=== PROBLEM DETAILS ===
Go through the lines below. Copy those with "from".

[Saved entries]
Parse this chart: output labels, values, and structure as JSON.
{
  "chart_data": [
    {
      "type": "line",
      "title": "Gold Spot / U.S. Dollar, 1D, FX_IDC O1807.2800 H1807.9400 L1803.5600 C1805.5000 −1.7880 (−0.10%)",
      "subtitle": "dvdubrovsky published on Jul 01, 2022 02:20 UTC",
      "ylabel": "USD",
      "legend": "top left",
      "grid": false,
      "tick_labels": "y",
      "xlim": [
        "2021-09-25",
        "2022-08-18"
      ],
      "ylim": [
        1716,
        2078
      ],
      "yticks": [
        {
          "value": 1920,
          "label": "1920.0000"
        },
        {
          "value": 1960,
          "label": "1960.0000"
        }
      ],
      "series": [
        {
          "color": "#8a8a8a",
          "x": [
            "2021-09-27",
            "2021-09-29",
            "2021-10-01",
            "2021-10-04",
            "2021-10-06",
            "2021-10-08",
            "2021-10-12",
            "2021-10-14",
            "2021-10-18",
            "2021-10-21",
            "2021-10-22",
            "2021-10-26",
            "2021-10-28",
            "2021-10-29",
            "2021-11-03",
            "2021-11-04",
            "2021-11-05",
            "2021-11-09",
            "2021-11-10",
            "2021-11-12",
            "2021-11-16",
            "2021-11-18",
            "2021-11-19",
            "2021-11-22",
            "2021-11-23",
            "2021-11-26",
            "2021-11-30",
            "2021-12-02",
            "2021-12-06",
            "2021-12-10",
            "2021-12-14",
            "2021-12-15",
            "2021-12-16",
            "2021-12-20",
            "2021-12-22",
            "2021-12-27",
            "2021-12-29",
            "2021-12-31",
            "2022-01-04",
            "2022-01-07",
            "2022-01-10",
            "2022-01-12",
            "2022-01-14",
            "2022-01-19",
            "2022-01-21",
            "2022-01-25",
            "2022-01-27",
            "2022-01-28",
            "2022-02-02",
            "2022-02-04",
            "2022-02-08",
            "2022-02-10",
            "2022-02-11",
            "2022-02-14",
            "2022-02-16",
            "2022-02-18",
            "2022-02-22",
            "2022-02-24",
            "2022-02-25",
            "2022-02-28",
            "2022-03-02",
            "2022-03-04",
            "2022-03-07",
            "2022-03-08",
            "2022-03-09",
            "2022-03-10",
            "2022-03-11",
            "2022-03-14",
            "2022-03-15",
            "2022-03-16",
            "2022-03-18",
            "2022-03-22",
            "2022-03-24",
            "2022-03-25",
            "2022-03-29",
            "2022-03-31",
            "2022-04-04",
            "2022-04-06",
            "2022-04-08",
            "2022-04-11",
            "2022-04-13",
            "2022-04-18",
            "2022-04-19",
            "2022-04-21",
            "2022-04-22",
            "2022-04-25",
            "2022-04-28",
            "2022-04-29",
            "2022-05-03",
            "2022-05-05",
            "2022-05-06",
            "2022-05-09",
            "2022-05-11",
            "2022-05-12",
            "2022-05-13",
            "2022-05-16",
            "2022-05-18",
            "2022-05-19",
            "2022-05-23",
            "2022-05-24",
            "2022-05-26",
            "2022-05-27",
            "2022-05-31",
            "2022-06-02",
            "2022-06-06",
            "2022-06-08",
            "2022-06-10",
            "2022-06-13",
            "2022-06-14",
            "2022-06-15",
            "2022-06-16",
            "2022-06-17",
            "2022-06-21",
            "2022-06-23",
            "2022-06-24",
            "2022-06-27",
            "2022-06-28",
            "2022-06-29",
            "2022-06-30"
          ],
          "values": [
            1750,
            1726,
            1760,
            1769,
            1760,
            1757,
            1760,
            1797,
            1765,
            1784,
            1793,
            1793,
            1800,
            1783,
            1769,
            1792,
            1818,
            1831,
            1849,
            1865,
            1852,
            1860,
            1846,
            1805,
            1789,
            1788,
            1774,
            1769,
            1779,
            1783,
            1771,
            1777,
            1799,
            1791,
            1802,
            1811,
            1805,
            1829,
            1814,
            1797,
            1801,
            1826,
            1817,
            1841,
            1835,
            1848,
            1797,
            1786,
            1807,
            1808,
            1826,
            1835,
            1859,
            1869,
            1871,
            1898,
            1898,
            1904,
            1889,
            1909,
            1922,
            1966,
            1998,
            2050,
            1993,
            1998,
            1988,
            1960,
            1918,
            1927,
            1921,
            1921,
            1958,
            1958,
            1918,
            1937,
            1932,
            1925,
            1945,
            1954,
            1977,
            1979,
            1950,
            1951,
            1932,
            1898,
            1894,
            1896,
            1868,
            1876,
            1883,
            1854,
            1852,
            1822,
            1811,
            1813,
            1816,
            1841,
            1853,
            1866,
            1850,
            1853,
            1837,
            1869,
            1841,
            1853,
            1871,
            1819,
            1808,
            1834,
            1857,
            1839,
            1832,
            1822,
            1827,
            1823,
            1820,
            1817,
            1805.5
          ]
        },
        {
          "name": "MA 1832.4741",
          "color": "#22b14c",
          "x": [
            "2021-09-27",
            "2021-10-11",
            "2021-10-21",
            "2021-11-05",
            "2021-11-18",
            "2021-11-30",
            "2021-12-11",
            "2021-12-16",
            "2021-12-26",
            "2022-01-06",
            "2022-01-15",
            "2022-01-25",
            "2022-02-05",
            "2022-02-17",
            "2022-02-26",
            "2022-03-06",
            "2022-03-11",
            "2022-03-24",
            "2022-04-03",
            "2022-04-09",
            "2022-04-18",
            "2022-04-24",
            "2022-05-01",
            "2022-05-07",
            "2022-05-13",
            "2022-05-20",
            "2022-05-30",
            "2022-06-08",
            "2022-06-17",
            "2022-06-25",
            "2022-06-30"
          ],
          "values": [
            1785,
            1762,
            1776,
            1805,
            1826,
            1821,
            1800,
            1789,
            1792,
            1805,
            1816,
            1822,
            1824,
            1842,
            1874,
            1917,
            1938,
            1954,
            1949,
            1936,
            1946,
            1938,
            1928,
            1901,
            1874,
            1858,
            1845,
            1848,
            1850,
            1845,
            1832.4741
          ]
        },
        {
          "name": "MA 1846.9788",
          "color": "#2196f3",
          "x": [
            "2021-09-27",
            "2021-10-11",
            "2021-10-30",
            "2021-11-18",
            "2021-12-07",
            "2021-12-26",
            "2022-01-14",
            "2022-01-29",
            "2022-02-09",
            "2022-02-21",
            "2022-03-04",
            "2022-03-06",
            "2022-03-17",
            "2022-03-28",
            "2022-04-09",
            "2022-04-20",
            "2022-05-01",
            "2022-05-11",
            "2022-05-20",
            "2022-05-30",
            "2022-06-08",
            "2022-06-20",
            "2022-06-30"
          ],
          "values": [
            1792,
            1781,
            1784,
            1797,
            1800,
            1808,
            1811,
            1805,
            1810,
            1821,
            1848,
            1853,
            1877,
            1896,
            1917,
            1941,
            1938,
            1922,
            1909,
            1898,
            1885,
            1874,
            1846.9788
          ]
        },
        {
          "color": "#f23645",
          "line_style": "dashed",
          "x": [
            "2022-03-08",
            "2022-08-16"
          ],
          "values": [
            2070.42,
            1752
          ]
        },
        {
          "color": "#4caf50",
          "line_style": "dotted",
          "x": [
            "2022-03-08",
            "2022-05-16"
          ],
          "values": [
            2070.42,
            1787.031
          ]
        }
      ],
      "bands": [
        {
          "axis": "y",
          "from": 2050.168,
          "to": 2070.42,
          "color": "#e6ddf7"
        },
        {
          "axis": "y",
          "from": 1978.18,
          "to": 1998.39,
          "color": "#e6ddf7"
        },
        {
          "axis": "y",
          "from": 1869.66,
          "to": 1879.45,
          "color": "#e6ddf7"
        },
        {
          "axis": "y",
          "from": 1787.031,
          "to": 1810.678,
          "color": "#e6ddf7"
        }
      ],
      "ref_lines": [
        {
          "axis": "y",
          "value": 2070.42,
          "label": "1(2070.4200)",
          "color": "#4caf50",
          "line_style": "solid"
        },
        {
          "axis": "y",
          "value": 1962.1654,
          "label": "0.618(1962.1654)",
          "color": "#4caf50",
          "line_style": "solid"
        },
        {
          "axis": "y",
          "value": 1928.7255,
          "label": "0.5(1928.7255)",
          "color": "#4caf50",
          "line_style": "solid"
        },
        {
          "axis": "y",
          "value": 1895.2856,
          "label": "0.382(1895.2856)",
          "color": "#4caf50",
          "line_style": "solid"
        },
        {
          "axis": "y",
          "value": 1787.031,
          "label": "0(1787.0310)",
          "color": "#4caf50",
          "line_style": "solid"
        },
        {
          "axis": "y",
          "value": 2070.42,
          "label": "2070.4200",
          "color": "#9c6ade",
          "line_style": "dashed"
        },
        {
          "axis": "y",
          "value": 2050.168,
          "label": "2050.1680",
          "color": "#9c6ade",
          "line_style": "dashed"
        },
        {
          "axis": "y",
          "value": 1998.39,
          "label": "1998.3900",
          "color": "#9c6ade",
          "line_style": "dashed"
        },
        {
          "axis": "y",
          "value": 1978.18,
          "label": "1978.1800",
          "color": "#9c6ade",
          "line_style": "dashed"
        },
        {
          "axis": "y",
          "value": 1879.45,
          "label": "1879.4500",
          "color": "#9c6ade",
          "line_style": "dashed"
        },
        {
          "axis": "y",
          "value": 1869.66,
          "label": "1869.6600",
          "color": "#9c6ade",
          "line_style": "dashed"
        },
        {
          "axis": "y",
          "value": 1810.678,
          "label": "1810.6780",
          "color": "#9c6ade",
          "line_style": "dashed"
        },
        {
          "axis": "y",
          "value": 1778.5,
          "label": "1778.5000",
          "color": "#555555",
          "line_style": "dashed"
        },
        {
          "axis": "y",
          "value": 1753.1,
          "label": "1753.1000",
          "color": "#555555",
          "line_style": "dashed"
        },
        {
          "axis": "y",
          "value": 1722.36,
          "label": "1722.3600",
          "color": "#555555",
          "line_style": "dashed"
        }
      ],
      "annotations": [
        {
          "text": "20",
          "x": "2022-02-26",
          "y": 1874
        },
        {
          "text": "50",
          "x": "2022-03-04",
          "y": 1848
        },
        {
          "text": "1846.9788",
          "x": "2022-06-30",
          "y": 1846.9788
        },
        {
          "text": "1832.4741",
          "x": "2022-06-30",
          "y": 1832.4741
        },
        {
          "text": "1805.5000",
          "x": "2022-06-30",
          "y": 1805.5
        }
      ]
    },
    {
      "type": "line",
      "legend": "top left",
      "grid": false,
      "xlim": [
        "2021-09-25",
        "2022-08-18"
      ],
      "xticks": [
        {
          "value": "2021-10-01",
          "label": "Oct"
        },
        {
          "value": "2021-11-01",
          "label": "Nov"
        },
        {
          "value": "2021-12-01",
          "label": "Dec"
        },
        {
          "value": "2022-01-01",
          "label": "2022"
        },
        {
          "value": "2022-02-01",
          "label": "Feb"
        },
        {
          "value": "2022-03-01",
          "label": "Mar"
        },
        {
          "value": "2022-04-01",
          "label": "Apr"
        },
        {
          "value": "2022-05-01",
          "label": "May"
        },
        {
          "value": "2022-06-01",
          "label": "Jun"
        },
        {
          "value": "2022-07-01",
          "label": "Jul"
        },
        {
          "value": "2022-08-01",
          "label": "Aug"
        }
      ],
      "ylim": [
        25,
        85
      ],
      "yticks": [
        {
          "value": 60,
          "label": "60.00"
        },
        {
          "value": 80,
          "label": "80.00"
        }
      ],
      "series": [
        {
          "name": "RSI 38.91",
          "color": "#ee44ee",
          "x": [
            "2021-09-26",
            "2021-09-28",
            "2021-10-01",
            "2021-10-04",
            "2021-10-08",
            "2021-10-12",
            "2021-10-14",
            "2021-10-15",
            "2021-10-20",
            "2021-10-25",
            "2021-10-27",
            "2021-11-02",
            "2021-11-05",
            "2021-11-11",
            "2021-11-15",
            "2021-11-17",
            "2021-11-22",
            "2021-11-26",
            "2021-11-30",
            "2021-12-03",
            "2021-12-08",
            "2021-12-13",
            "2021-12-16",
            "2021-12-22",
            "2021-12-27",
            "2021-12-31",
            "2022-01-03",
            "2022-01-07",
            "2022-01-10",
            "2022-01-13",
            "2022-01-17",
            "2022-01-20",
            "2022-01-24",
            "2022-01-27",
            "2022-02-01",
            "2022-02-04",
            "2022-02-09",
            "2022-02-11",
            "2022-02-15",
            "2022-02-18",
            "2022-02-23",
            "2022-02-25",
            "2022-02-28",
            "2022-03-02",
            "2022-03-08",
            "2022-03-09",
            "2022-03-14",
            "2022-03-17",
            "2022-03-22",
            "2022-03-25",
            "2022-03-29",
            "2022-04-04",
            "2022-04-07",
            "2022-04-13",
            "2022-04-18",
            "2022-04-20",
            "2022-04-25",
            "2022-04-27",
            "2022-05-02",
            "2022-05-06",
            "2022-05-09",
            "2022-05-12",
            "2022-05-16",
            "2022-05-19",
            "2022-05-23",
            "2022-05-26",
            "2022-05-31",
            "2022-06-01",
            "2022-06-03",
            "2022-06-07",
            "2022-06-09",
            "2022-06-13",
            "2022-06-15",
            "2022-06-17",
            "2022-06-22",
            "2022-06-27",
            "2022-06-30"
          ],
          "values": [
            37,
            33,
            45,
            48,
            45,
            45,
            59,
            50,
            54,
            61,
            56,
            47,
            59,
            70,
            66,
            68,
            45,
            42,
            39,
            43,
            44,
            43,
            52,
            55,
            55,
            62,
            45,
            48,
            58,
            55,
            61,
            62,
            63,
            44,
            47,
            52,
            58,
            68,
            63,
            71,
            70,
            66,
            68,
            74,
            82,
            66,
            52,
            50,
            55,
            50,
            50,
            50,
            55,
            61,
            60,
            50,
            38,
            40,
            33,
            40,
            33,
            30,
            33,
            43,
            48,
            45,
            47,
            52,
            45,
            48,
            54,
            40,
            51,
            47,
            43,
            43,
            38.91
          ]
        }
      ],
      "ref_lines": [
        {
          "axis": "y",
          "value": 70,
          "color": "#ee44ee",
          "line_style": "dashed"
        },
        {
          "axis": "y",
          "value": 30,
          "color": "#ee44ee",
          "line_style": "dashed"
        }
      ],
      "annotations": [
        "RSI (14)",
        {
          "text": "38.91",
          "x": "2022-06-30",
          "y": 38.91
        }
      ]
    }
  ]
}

=== WRITTEN SOLUTION ===
          "from": 2050.168,
          "from": 1978.18,
          "from": 1869.66,
          "from": 1787.031,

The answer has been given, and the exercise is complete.